▶ _Quoted text_:
>> start
If you are getting issues under load, you will need to vertically scale your EC2 instance or better, run an auto-scaling group of EC2 machines with an Application Load Balancer in front, so your EC2 machines can scale with load. You could set that up yourself, or else use Elastic Beanstalk that does lot of the heavylifting for you as illustrated in this blog - https://aws.amazon.com/blogs/devops/deploying-a-spring-boot-application-on-aws-using-aws-elastic-beanstalk/. Note that this blog is old so some screens may have changed.
>> end
▶ _Challenges_:
- a) Please write out the passage of the EC2 scaling advice from "If you are getting" to "may have changed.".
- b) Summarize the EC2 scaling advice in two sentences.
- c) Answer these questions from the EC2 scaling advice:
(i) What is placed in front of the auto-scaling group of EC2 machines?
(ii) Which service does a lot of the heavy lifting?
(iii) What may have changed in the blog?

[Dataset excerpt]
>> start
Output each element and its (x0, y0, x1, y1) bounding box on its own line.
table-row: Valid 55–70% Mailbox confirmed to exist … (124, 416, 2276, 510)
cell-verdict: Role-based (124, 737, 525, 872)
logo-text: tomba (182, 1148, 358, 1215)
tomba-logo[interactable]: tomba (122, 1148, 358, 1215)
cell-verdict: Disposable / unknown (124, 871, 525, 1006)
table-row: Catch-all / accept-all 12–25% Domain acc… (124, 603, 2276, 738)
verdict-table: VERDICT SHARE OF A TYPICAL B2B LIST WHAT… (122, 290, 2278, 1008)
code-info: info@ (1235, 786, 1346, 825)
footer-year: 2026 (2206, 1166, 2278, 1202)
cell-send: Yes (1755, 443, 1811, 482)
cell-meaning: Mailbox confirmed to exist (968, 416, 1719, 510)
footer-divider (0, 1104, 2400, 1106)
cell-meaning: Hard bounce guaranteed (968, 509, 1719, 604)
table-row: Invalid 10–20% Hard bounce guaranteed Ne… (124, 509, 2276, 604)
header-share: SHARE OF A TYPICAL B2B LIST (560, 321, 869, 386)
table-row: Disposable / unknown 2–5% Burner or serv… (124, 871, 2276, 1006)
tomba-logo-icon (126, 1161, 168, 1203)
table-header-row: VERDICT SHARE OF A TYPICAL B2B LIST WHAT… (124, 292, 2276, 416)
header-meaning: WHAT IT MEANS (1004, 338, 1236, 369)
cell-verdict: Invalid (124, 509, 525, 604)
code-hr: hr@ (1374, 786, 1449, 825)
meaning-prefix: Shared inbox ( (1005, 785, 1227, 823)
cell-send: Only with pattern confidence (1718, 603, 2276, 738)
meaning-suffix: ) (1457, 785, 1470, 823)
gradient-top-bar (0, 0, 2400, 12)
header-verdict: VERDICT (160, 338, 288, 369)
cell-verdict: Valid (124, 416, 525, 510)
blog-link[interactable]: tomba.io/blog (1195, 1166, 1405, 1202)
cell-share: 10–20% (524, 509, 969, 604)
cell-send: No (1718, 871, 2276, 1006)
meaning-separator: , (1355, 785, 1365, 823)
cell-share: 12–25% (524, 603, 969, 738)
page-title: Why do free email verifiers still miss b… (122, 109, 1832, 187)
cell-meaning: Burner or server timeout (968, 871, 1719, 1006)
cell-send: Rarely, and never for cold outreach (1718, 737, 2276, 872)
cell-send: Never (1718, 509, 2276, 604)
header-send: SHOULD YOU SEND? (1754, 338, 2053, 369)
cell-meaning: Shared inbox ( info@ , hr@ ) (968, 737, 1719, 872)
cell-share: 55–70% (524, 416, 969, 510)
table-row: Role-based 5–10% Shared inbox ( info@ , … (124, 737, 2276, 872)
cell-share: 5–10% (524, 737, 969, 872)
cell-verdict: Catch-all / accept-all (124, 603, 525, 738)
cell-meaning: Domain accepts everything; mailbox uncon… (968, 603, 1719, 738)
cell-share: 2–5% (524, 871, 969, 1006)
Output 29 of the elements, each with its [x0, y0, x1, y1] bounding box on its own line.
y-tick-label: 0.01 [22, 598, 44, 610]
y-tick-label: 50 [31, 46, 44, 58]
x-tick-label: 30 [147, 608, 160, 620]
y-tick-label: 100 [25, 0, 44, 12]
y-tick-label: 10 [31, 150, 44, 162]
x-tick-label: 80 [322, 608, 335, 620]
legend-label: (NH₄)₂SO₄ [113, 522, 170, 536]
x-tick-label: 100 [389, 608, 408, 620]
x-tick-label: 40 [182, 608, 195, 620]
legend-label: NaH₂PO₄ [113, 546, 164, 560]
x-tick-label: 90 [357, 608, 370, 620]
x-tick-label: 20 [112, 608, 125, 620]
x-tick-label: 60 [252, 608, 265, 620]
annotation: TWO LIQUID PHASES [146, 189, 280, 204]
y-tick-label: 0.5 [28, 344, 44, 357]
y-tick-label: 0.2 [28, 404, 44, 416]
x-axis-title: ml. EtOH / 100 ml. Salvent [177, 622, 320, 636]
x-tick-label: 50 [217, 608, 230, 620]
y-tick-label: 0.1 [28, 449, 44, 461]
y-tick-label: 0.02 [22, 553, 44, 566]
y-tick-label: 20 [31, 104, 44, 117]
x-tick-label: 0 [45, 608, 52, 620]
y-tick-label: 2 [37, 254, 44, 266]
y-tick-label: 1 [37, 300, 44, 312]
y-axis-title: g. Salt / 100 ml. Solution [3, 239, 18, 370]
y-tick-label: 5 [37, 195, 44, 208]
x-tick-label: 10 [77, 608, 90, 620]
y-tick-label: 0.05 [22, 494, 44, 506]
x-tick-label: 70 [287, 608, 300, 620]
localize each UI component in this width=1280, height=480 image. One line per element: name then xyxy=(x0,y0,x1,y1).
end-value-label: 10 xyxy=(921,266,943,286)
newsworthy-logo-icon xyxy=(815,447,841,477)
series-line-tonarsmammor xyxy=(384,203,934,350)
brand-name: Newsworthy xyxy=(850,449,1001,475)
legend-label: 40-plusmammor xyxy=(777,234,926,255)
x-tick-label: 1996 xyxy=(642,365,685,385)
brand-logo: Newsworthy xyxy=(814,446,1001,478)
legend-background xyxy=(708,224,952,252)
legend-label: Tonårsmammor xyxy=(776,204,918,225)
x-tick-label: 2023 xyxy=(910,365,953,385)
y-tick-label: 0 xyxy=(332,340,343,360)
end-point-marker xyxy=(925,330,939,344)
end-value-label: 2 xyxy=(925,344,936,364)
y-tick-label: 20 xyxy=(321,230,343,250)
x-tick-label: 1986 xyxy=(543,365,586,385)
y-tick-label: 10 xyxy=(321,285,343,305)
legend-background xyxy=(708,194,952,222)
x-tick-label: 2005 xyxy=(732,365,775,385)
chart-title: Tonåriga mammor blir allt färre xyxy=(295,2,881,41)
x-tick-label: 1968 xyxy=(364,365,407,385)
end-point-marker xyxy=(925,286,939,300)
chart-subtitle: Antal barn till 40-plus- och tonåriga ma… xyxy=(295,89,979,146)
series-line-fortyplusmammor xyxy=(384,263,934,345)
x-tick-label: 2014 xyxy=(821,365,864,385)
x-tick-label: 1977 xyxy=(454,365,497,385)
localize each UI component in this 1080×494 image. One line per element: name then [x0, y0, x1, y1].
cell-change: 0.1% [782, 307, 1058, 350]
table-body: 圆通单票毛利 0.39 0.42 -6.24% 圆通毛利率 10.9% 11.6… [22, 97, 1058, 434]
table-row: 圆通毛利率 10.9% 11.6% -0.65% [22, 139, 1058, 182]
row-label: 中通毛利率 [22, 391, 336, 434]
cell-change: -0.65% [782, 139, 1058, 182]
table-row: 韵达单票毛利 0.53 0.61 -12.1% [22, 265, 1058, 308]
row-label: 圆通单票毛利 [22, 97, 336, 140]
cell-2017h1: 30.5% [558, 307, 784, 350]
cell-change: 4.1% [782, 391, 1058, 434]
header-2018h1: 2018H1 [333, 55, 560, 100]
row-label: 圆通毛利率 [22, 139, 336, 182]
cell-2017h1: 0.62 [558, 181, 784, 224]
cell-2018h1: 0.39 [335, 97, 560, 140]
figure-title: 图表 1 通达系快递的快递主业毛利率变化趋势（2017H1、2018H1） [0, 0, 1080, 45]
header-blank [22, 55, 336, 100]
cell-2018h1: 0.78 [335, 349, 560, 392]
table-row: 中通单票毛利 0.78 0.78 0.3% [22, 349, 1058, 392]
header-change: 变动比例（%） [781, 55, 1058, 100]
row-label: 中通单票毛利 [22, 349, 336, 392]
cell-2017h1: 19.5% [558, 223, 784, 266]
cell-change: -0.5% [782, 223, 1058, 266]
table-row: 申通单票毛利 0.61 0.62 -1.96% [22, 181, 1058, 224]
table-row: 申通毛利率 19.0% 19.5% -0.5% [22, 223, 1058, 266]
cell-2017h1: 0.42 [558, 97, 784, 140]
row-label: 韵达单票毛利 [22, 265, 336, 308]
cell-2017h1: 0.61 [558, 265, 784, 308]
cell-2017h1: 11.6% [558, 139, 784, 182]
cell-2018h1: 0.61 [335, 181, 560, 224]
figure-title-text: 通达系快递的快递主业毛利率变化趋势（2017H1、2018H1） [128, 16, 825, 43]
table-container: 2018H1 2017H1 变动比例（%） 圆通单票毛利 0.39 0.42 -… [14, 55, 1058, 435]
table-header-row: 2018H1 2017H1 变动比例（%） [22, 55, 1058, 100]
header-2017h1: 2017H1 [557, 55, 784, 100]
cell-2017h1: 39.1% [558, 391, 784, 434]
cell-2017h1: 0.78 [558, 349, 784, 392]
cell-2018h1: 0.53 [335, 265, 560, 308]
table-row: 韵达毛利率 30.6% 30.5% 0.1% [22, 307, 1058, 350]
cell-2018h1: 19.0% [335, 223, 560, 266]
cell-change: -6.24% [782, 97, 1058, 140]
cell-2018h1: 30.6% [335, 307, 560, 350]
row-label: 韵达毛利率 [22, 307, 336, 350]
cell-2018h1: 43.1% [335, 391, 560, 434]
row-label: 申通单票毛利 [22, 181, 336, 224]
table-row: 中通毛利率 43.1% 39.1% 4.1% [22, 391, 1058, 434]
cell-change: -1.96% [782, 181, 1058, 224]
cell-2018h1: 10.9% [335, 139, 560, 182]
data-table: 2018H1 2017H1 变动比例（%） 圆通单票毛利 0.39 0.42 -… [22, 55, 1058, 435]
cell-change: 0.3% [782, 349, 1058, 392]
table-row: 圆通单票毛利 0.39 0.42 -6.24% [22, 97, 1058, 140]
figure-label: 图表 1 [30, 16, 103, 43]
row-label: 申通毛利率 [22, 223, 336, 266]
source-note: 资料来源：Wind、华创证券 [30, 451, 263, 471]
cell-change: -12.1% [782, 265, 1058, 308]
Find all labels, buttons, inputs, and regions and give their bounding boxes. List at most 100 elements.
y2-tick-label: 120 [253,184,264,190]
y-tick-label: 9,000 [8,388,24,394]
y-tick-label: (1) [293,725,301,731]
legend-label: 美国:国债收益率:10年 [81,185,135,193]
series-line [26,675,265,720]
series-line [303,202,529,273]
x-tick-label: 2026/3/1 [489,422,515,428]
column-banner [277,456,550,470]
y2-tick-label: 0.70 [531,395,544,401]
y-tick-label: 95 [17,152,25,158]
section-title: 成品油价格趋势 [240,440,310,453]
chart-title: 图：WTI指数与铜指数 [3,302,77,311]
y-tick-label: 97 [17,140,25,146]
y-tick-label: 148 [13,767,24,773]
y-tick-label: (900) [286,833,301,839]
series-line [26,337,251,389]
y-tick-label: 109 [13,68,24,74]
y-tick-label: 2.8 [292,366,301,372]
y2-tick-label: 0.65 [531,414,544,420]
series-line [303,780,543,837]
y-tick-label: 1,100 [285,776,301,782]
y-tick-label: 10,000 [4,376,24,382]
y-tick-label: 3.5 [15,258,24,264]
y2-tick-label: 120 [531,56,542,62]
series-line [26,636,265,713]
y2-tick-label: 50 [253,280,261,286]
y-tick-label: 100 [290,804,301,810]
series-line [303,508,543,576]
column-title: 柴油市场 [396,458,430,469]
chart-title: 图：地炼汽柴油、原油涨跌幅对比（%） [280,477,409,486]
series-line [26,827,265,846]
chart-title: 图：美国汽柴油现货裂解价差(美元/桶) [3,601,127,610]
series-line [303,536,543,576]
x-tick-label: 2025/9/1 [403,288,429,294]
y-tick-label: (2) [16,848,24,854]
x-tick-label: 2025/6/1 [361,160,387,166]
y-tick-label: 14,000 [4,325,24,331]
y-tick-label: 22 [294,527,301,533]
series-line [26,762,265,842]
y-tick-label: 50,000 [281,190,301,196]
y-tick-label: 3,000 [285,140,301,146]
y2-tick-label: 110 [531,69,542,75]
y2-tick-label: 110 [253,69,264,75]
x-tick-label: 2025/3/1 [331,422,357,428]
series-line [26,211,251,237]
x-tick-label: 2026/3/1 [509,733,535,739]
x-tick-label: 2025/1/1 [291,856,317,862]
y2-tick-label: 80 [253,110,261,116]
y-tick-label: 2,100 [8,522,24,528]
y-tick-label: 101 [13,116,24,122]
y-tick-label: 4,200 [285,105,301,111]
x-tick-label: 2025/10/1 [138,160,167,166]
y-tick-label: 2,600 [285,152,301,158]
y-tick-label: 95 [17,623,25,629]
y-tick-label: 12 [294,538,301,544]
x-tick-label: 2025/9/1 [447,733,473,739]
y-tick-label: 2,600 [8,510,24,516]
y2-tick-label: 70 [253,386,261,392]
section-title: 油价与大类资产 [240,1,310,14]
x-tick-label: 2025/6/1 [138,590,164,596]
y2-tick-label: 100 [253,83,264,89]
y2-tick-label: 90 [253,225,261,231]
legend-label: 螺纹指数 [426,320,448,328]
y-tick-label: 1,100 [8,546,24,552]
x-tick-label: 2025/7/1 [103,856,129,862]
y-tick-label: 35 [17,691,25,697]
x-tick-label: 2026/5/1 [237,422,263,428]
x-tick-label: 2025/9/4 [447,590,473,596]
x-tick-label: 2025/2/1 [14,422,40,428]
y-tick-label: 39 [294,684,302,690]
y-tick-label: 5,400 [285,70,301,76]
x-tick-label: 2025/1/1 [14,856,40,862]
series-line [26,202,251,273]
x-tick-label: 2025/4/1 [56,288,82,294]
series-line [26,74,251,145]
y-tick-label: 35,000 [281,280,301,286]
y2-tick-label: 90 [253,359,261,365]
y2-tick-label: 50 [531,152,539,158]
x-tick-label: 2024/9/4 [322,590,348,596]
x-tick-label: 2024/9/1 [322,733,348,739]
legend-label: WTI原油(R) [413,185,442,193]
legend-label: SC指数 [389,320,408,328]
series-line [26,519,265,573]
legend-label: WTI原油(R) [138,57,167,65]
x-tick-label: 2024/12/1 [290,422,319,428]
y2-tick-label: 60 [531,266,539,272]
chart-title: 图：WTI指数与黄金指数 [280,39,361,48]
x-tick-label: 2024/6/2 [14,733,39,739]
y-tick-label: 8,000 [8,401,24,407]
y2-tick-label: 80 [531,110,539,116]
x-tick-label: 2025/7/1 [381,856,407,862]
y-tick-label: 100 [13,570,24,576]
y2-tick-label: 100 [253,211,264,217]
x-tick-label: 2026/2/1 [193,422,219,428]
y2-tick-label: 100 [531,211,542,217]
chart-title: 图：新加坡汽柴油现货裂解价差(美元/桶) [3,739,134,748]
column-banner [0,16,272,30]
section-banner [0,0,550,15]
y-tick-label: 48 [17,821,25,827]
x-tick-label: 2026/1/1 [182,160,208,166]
>> end
▶ _Task results_:
- a)
If you are getting issues under load, you will need to vertically scale your EC2 instance or better, run an auto-scaling group of EC2 machines with an Application Load Balancer in front, so your EC2 machines can scale with load. You could set that up yourself, or else use Elastic Beanstalk that does lot of the heavylifting for you as illustrated in this blog - https://aws.amazon.com/blogs/devops/deploying-a-spring-boot-application-on-aws-using-aws-elastic-beanstalk/. Note that this blog is old so some screens may have changed.

- b) Under load, an EC2 instance can be scaled vertically, or better, run as an auto-scaling group of EC2 machines with an Application Load Balancer in front so the machines scale with load. This can be set up by hand or through Elastic Beanstalk, which does much of the heavy lifting as a blog illustrates, though the blog is old and some screens may have changed.

- c)
(i) An Application Load Balancer.
(ii) Elastic Beanstalk.
(iii) Some screens.